● Figure contents as structured data:
[Start]

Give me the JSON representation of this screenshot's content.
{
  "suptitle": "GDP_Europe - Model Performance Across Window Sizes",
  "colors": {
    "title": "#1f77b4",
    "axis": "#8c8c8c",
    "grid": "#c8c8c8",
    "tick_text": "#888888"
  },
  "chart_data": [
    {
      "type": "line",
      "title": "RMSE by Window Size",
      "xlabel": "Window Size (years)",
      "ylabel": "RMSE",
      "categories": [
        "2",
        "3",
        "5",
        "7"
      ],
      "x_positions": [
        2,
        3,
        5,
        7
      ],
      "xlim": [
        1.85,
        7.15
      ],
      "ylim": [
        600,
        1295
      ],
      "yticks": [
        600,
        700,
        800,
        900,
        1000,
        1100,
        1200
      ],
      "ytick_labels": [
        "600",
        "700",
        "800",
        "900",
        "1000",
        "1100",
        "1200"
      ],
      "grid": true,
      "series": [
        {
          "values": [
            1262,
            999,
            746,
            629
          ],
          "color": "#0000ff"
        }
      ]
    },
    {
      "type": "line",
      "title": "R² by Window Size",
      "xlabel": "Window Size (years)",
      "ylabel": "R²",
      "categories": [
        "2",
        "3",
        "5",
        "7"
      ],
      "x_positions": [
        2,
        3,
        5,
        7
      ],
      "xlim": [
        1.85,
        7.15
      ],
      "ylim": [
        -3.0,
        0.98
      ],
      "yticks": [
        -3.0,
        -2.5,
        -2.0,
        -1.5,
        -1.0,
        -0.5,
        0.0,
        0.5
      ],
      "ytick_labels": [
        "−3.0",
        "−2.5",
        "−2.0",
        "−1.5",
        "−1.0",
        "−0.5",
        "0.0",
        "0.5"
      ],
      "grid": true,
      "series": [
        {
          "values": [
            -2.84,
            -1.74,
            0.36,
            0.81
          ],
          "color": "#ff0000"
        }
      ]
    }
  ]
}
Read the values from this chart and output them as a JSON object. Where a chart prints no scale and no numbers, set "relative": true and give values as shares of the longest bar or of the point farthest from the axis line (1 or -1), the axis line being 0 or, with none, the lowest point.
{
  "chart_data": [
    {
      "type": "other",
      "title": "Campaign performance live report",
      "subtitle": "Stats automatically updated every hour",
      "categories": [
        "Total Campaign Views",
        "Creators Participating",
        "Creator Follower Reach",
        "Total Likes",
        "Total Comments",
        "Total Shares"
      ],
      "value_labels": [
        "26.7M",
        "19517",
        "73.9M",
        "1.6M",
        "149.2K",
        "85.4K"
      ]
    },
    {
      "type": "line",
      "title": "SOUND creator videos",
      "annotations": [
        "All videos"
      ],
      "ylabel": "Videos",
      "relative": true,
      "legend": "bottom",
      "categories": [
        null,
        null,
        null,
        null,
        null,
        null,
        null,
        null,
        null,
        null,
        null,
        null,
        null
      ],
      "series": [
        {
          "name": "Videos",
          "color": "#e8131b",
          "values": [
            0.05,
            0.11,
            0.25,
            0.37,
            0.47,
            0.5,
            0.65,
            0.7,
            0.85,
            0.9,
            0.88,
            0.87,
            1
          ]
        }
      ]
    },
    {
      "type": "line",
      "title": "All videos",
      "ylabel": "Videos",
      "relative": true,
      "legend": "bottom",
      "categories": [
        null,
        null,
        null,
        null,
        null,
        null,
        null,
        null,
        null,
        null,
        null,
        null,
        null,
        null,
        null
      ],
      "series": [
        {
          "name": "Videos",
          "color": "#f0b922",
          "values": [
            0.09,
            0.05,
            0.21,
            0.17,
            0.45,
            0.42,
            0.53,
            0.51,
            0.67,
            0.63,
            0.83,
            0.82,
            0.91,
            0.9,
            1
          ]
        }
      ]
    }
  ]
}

[End]

● Directions for this task: Repeat every line of the records above exactly.

● Response to this task:
Give me the JSON representation of this screenshot's content.
{
  "suptitle": "GDP_Europe - Model Performance Across Window Sizes",
  "colors": {
    "title": "#1f77b4",
    "axis": "#8c8c8c",
    "grid": "#c8c8c8",
    "tick_text": "#888888"
  },
  "chart_data": [
    {
      "type": "line",
      "title": "RMSE by Window Size",
      "xlabel": "Window Size (years)",
      "ylabel": "RMSE",
      "categories": [
        "2",
        "3",
        "5",
        "7"
      ],
      "x_positions": [
        2,
        3,
        5,
        7
      ],
      "xlim": [
        1.85,
        7.15
      ],
      "ylim": [
        600,
        1295
      ],
      "yticks": [
        600,
        700,
        800,
        900,
        1000,
        1100,
        1200
      ],
      "ytick_labels": [
        "600",
        "700",
        "800",
        "900",
        "1000",
        "1100",
        "1200"
      ],
      "grid": true,
      "series": [
        {
          "values": [
            1262,
            999,
            746,
            629
          ],
          "color": "#0000ff"
        }
      ]
    },
    {
      "type": "line",
      "title": "R² by Window Size",
      "xlabel": "Window Size (years)",
      "ylabel": "R²",
      "categories": [
        "2",
        "3",
        "5",
        "7"
      ],
      "x_positions": [
        2,
        3,
        5,
        7
      ],
      "xlim": [
        1.85,
        7.15
      ],
      "ylim": [
        -3.0,
        0.98
      ],
      "yticks": [
        -3.0,
        -2.5,
        -2.0,
        -1.5,
        -1.0,
        -0.5,
        0.0,
        0.5
      ],
      "ytick_labels": [
        "−3.0",
        "−2.5",
        "−2.0",
        "−1.5",
        "−1.0",
        "−0.5",
        "0.0",
        "0.5"
      ],
      "grid": true,
      "series": [
        {
          "values": [
            -2.84,
            -1.74,
            0.36,
            0.81
          ],
          "color": "#ff0000"
        }
      ]
    }
  ]
}
Read the values from this chart and output them as a JSON object. Where a chart prints no scale and no numbers, set "relative": true and give values as shares of the longest bar or of the point farthest from the axis line (1 or -1), the axis line being 0 or, with none, the lowest point.
{
  "chart_data": [
    {
      "type": "other",
      "title": "Campaign performance live report",
      "subtitle": "Stats automatically updated every hour",
      "categories": [
        "Total Campaign Views",
        "Creators Participating",
        "Creator Follower Reach",
        "Total Likes",
        "Total Comments",
        "Total Shares"
      ],
      "value_labels": [
        "26.7M",
        "19517",
        "73.9M",
        "1.6M",
        "149.2K",
        "85.4K"
      ]
    },
    {
      "type": "line",
      "title": "SOUND creator videos",
      "annotations": [
        "All videos"
      ],
      "ylabel": "Videos",
      "relative": true,
      "legend": "bottom",
      "categories": [
        null,
        null,
        null,
        null,
        null,
        null,
        null,
        null,
        null,
        null,
        null,
        null,
        null
      ],
      "series": [
        {
          "name": "Videos",
          "color": "#e8131b",
          "values": [
            0.05,
            0.11,
            0.25,
            0.37,
            0.47,
            0.5,
            0.65,
            0.7,
            0.85,
            0.9,
            0.88,
            0.87,
            1
          ]
        }
      ]
    },
    {
      "type": "line",
      "title": "All videos",
      "ylabel": "Videos",
      "relative": true,
      "legend": "bottom",
      "categories": [
        null,
        null,
        null,
        null,
        null,
        null,
        null,
        null,
        null,
        null,
        null,
        null,
        null,
        null,
        null
      ],
      "series": [
        {
          "name": "Videos",
          "color": "#f0b922",
          "values": [
            0.09,
            0.05,
            0.21,
            0.17,
            0.45,
            0.42,
            0.53,
            0.51,
            0.67,
            0.63,
            0.83,
            0.82,
            0.91,
            0.9,
            1
          ]
        }
      ]
    }
  ]
}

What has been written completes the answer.